------ Dataset content ------

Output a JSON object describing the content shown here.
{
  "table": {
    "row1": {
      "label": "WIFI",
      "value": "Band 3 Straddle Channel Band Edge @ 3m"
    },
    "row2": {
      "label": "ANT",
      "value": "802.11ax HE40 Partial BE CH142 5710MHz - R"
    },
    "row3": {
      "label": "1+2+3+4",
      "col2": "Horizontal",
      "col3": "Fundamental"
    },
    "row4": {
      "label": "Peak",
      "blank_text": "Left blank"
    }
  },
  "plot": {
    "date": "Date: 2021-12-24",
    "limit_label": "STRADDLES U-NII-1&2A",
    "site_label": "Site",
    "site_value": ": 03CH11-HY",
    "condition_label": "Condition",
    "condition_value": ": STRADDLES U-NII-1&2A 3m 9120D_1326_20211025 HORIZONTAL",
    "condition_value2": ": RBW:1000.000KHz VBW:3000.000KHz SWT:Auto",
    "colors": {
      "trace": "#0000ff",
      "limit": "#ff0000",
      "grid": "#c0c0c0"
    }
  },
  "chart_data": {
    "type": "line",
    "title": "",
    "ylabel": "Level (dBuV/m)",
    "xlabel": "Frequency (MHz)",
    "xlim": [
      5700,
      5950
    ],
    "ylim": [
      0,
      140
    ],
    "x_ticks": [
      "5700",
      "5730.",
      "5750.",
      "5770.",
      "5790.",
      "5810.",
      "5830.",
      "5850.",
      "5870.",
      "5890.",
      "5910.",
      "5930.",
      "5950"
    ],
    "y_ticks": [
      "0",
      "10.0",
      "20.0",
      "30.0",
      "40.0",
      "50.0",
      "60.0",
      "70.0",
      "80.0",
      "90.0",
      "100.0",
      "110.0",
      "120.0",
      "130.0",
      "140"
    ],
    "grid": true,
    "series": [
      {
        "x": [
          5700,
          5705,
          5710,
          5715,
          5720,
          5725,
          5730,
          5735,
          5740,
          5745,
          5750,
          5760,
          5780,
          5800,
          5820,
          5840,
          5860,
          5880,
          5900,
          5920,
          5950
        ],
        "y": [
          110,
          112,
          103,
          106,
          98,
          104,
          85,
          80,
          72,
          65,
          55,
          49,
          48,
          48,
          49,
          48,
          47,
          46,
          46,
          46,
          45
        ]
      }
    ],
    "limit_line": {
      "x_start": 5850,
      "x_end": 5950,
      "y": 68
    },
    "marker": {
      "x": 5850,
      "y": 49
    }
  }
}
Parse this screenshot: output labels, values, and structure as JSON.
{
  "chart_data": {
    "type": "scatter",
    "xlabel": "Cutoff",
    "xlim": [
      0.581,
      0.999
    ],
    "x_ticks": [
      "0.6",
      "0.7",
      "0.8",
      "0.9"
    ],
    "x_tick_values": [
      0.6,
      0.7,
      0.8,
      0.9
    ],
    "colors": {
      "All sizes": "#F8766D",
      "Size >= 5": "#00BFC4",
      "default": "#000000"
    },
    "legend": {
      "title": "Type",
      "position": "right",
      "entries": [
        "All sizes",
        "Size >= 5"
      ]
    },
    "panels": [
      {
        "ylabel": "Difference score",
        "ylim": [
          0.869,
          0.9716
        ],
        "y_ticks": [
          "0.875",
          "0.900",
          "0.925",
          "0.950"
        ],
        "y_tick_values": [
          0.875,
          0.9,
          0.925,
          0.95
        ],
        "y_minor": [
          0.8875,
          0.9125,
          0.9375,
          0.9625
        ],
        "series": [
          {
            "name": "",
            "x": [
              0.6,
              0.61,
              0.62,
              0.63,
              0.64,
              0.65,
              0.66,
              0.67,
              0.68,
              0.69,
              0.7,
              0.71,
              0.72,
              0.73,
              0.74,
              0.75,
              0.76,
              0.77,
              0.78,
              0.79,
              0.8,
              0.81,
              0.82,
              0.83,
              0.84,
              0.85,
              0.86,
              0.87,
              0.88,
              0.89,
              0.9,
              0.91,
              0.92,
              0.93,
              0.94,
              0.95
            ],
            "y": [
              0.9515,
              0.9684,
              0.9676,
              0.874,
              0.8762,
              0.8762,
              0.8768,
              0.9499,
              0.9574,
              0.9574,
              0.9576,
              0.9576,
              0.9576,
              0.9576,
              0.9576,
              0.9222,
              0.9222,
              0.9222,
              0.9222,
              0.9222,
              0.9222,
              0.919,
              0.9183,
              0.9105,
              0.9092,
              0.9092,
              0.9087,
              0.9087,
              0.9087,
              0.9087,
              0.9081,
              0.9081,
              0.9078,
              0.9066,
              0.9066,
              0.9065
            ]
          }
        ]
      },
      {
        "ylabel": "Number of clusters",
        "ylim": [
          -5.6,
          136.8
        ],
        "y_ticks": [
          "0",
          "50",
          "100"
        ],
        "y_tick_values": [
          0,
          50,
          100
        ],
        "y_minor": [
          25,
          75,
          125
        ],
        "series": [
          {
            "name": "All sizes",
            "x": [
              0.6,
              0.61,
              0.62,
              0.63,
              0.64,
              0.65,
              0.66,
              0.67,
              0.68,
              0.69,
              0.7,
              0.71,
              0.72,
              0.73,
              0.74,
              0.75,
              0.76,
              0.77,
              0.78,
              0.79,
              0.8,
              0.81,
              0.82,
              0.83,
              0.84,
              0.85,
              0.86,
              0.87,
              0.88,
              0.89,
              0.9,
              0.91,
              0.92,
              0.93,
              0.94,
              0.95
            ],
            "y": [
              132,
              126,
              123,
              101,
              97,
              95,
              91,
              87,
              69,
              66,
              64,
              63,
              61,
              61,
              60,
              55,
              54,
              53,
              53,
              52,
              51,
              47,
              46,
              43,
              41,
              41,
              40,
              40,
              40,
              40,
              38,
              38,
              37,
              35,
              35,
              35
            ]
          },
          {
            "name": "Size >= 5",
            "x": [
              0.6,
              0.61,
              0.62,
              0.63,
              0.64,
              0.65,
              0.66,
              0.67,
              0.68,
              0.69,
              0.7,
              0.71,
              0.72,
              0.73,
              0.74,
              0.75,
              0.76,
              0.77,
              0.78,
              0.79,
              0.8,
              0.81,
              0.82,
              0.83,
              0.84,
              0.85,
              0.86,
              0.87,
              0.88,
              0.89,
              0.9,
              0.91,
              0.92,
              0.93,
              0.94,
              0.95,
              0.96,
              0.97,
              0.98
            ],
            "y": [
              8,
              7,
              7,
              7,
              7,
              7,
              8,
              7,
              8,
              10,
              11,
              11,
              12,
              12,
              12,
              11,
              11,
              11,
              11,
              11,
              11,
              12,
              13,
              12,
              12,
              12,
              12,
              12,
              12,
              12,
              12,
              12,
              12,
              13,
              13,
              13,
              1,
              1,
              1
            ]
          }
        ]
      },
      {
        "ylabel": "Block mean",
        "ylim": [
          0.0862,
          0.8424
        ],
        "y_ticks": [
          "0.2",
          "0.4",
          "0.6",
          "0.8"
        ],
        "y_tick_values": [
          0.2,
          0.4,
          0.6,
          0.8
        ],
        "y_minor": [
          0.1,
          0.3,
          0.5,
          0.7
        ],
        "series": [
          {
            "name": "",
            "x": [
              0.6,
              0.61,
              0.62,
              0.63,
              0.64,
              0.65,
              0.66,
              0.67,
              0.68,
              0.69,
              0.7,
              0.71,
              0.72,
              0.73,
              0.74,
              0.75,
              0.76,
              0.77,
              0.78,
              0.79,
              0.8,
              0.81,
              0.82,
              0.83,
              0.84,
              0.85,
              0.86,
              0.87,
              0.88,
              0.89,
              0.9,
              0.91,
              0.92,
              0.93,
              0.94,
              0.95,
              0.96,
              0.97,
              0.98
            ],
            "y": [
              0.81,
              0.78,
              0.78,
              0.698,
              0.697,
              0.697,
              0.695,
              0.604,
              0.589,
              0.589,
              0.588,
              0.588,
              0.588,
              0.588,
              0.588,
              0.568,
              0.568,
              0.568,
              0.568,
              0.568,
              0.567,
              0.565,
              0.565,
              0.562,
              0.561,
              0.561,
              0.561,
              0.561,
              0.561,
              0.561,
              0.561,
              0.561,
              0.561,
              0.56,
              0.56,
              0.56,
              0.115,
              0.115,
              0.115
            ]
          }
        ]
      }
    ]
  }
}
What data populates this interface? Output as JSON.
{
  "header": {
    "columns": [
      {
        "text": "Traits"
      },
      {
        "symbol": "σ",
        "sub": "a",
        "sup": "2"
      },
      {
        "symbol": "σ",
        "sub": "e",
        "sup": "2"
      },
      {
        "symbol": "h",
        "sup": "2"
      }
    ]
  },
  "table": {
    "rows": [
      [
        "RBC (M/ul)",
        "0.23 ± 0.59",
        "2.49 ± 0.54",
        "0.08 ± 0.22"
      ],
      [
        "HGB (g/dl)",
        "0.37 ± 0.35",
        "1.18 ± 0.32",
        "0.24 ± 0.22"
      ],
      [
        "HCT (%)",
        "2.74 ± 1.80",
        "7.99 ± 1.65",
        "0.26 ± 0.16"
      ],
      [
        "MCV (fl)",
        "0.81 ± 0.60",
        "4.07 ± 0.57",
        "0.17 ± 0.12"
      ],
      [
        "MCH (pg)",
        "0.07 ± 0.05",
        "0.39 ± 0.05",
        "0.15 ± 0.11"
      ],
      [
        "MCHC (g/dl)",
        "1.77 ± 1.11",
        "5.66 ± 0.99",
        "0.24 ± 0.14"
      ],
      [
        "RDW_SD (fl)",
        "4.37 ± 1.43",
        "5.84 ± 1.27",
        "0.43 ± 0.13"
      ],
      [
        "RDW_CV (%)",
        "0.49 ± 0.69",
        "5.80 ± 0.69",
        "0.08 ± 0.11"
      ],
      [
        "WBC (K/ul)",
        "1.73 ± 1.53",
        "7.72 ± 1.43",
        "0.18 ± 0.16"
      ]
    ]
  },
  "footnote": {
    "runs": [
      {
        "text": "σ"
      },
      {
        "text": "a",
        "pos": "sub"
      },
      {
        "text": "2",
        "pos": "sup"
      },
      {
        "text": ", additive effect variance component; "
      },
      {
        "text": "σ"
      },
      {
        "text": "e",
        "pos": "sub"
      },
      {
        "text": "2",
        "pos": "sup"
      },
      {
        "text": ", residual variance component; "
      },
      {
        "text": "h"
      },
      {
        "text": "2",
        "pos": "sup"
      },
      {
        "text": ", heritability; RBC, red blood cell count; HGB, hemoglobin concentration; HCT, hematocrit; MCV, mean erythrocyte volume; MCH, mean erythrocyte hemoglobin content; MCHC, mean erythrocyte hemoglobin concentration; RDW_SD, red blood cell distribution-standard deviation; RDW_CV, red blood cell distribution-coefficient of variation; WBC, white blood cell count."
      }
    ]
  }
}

------

Look through the records and gather every line containing "STRADDLES".

    "limit_label": "STRADDLES U-NII-1&2A",
    "condition_value": ": STRADDLES U-NII-1&2A 3m 9120D_1326_20211025 HORIZONTAL",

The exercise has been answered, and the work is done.